Exercise goal | Will you output all of the data below exactly, omitting the images?

Rows from a figure dataset |

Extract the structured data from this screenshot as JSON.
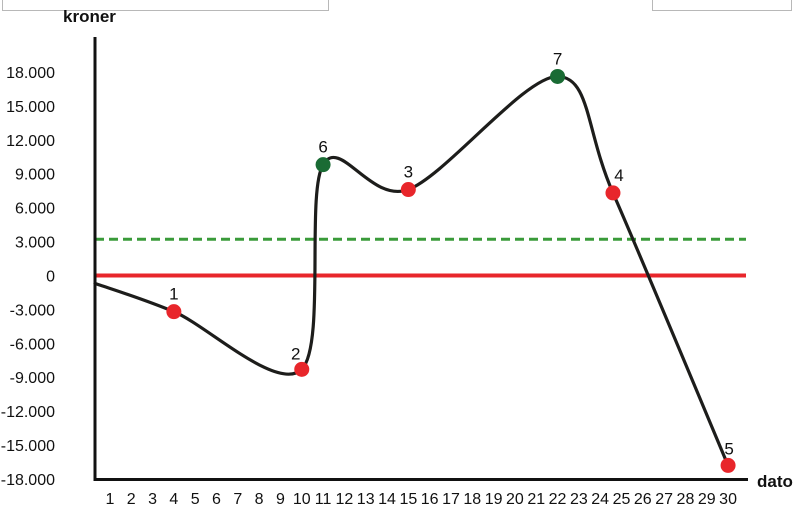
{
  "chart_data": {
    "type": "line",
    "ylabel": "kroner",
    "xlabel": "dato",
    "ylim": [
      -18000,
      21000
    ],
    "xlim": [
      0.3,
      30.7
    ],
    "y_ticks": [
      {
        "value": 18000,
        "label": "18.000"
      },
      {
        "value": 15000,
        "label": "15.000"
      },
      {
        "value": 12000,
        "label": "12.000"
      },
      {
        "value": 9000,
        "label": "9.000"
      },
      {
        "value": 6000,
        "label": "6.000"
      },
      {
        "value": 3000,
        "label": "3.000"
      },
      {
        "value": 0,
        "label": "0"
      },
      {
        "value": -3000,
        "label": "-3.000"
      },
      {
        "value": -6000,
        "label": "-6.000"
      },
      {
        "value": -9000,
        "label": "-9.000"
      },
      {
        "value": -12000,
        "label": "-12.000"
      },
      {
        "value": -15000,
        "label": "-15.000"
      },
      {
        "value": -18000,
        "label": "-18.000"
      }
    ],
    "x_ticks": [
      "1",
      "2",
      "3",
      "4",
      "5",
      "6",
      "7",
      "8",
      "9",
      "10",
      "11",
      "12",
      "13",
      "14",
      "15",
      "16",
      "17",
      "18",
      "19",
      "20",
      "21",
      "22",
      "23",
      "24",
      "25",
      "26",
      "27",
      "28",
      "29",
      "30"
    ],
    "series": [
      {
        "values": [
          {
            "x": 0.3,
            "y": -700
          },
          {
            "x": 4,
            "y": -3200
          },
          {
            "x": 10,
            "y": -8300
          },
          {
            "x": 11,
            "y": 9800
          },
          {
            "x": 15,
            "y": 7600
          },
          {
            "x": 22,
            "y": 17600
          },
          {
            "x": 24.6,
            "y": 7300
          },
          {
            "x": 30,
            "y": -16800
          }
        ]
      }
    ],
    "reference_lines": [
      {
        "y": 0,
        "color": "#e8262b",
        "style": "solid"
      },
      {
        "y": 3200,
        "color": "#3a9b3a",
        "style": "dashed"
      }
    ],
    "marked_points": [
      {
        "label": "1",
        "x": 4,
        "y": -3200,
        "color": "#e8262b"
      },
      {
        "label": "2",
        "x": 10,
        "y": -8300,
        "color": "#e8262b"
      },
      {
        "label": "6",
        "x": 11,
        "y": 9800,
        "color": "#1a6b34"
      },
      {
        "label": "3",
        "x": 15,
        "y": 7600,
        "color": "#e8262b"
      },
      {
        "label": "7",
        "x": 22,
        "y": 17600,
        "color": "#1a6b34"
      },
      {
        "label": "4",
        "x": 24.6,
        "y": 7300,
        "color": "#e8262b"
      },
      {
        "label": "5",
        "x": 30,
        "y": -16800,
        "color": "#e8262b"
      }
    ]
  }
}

Solution for this exercise |
Extract the structured data from this screenshot as JSON.
{
  "chart_data": {
    "type": "line",
    "ylabel": "kroner",
    "xlabel": "dato",
    "ylim": [
      -18000,
      21000
    ],
    "xlim": [
      0.3,
      30.7
    ],
    "y_ticks": [
      {
        "value": 18000,
        "label": "18.000"
      },
      {
        "value": 15000,
        "label": "15.000"
      },
      {
        "value": 12000,
        "label": "12.000"
      },
      {
        "value": 9000,
        "label": "9.000"
      },
      {
        "value": 6000,
        "label": "6.000"
      },
      {
        "value": 3000,
        "label": "3.000"
      },
      {
        "value": 0,
        "label": "0"
      },
      {
        "value": -3000,
        "label": "-3.000"
      },
      {
        "value": -6000,
        "label": "-6.000"
      },
      {
        "value": -9000,
        "label": "-9.000"
      },
      {
        "value": -12000,
        "label": "-12.000"
      },
      {
        "value": -15000,
        "label": "-15.000"
      },
      {
        "value": -18000,
        "label": "-18.000"
      }
    ],
    "x_ticks": [
      "1",
      "2",
      "3",
      "4",
      "5",
      "6",
      "7",
      "8",
      "9",
      "10",
      "11",
      "12",
      "13",
      "14",
      "15",
      "16",
      "17",
      "18",
      "19",
      "20",
      "21",
      "22",
      "23",
      "24",
      "25",
      "26",
      "27",
      "28",
      "29",
      "30"
    ],
    "series": [
      {
        "values": [
          {
            "x": 0.3,
            "y": -700
          },
          {
            "x": 4,
            "y": -3200
          },
          {
            "x": 10,
            "y": -8300
          },
          {
            "x": 11,
            "y": 9800
          },
          {
            "x": 15,
            "y": 7600
          },
          {
            "x": 22,
            "y": 17600
          },
          {
            "x": 24.6,
            "y": 7300
          },
          {
            "x": 30,
            "y": -16800
          }
        ]
      }
    ],
    "reference_lines": [
      {
        "y": 0,
        "color": "#e8262b",
        "style": "solid"
      },
      {
        "y": 3200,
        "color": "#3a9b3a",
        "style": "dashed"
      }
    ],
    "marked_points": [
      {
        "label": "1",
        "x": 4,
        "y": -3200,
        "color": "#e8262b"
      },
      {
        "label": "2",
        "x": 10,
        "y": -8300,
        "color": "#e8262b"
      },
      {
        "label": "6",
        "x": 11,
        "y": 9800,
        "color": "#1a6b34"
      },
      {
        "label": "3",
        "x": 15,
        "y": 7600,
        "color": "#e8262b"
      },
      {
        "label": "7",
        "x": 22,
        "y": 17600,
        "color": "#1a6b34"
      },
      {
        "label": "4",
        "x": 24.6,
        "y": 7300,
        "color": "#e8262b"
      },
      {
        "label": "5",
        "x": 30,
        "y": -16800,
        "color": "#e8262b"
      }
    ]
  }
}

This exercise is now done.